● Problem requirements: Reproduce the passage on The Catcher in the Rye word for word, from "Game, my ass." to "con las reglas.", with both ends included.

● Document section:
== Segment start ==
Game, my ass. Some game. If you get on the side where all the hot-shots are, then it’s a game, all right — I’ll admit that. But if you get on the other side, where there aren’t any hot-shots, then what’s a game about it? Nothing. No game.”
"—La vida es una partida, muchacho. La vida es una partida que uno juega de acuerdo con las reglas.
—Sí, señor. Ya lo sé. Ya lo sé.
De partida, un cuerno. Menuda partida. Si te toca del lado de los que cortan el bacalao, desde luego que es una partida, lo reconozco. Pero como te toque en el otro lado, donde no hay ningún pez gordo, ¿qué tiene eso de partida? Nada. De partida, nada".
UNIVERSAL SYMBOL
Salinger’s iconic character became a universal symbol of teenage discontent, inspiring movies of the 1950s, such as East of Eden starring James Dean. However, the book was also cited as an inspiration for degenerate, and even murderous behaviour. Mark David Chapman thought he read in the nihilism of the book a reason to kill John Lennon in 1980, and even blamed it for his actions. As such, even decades after its publication, The Catcher in the Rye remains a controversial book allegedly loaded with homicidal symbolism. Take this reflection, for example:
“If you’re supposed to sock somebody in the jaw, and you sort of feel like doing it, you should do it. I’m just no good at it, though. I’d rather push a guy out the window or chop his head off with an ax than sock him in the jaw. I hate fist fights. I don’t mind getting hit so much — although I’m not crazy about it, naturally — but what scares me most in a fist fight is the guy’s face. I can’t stand looking at the other guy’s face, is my trouble.”
== Segment end ==
● Information provided:
== Segment start ==
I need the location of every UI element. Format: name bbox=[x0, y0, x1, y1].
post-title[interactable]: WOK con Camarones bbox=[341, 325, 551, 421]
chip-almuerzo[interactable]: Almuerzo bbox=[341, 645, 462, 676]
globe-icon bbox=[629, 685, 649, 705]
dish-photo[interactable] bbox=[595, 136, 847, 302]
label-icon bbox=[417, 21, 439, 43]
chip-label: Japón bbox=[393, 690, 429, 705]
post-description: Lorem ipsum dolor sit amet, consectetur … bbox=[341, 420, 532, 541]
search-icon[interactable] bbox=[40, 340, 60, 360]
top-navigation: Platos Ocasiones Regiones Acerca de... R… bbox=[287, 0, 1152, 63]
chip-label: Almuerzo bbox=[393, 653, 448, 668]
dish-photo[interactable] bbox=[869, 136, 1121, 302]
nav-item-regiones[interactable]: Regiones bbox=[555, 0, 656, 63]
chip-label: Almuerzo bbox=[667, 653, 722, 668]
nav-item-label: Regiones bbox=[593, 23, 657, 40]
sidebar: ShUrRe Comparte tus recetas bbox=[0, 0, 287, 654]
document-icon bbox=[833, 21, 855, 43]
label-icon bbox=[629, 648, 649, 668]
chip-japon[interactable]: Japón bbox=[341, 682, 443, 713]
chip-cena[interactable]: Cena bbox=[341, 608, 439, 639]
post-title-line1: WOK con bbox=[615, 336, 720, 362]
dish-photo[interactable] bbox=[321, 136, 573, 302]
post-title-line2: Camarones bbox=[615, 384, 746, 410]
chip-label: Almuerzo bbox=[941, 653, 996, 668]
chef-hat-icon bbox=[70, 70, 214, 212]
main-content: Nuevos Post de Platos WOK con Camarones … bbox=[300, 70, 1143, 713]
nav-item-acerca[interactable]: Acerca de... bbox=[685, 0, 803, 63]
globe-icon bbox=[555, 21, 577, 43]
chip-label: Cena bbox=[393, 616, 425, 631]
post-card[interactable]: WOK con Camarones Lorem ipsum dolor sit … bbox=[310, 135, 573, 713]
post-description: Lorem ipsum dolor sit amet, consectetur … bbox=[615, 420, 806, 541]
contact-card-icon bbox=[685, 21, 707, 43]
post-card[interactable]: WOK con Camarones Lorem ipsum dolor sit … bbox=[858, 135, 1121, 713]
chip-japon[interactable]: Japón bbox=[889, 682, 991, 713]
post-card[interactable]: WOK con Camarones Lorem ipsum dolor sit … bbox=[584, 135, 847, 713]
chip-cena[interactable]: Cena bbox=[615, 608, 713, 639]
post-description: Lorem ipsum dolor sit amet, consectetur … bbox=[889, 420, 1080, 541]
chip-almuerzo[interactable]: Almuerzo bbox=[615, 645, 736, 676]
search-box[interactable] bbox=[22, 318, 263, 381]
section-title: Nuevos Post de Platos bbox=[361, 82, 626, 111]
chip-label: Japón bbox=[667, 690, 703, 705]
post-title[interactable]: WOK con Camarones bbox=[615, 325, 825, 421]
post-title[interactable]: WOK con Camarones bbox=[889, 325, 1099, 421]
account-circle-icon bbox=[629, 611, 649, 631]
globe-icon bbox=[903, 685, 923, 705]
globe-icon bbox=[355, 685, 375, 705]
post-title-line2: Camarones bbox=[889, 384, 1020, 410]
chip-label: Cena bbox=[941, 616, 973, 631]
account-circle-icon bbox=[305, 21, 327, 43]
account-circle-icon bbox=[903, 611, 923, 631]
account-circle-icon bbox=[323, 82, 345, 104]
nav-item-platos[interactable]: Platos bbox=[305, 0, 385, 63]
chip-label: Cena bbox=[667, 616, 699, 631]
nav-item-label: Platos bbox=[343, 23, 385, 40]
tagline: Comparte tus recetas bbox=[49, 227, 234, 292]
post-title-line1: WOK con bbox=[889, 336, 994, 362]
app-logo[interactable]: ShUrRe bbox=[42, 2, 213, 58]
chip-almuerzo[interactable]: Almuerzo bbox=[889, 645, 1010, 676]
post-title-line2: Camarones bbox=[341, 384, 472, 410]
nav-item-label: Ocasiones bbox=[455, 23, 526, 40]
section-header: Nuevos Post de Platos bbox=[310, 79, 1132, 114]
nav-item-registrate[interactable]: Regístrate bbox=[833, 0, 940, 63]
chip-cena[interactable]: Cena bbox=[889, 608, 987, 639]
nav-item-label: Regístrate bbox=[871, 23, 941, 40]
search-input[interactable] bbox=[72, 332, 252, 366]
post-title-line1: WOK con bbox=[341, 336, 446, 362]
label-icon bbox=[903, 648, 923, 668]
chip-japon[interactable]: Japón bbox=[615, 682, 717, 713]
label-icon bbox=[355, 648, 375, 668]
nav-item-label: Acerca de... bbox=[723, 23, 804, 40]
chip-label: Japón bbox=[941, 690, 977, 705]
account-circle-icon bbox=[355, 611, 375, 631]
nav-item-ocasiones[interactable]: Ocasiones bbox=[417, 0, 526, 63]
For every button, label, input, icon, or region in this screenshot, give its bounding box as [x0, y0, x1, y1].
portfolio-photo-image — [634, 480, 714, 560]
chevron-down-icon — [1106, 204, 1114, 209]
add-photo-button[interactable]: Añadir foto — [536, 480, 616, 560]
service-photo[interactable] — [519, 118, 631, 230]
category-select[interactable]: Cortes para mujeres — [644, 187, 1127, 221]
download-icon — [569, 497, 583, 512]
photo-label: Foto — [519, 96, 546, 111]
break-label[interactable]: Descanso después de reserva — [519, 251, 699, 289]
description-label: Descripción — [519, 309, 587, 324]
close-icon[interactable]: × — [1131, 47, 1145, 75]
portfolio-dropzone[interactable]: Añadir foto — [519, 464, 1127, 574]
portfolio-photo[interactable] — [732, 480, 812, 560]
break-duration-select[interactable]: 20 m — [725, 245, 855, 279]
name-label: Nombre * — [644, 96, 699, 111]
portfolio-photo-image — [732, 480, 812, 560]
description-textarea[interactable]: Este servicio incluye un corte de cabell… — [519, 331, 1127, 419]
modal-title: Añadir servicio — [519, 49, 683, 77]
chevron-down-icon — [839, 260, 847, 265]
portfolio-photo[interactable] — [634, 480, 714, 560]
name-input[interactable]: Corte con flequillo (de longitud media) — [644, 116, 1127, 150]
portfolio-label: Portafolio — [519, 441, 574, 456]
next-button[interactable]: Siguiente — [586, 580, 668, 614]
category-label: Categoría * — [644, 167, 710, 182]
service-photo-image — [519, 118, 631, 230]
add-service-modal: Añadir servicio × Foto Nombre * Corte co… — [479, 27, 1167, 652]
== Segment end ==
● Output below:
Game, my ass. Some game. If you get on the side where all the hot-shots are, then it’s a game, all right — I’ll admit that. But if you get on the other side, where there aren’t any hot-shots, then what’s a game about it? Nothing. No game.”
"—La vida es una partida, muchacho. La vida es una partida que uno juega de acuerdo con las reglas.